* Your objective: Can you filter the listing below to only the lines that contain the string "Back" and copy each of those lines?

——

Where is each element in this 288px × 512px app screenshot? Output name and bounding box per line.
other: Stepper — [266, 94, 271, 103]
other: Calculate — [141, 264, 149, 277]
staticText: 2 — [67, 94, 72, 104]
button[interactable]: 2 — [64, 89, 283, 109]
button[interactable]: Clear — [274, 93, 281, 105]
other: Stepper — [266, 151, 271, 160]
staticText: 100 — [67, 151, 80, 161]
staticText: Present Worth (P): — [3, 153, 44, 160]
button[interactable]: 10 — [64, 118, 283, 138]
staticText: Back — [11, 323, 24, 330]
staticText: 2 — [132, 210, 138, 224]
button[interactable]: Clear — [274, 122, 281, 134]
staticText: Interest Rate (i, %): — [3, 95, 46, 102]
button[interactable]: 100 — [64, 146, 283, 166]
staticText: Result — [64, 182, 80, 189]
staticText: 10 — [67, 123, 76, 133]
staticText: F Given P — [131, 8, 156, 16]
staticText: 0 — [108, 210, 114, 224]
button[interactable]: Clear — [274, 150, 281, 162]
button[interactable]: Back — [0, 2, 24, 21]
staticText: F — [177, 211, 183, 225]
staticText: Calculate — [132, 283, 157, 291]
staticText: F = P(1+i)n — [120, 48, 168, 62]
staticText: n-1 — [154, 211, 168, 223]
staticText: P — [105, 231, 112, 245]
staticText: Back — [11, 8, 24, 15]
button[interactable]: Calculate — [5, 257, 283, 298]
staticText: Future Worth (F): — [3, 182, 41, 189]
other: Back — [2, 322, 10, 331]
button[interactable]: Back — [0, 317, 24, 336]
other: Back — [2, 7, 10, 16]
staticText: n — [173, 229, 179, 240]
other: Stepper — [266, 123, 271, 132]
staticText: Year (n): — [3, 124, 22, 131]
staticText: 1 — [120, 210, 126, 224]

——

* Answer below:
staticText: Back — [11, 323, 24, 330]
button[interactable]: Back — [0, 2, 24, 21]
staticText: Back — [11, 8, 24, 15]
other: Back — [2, 322, 10, 331]
button[interactable]: Back — [0, 317, 24, 336]
other: Back — [2, 7, 10, 16]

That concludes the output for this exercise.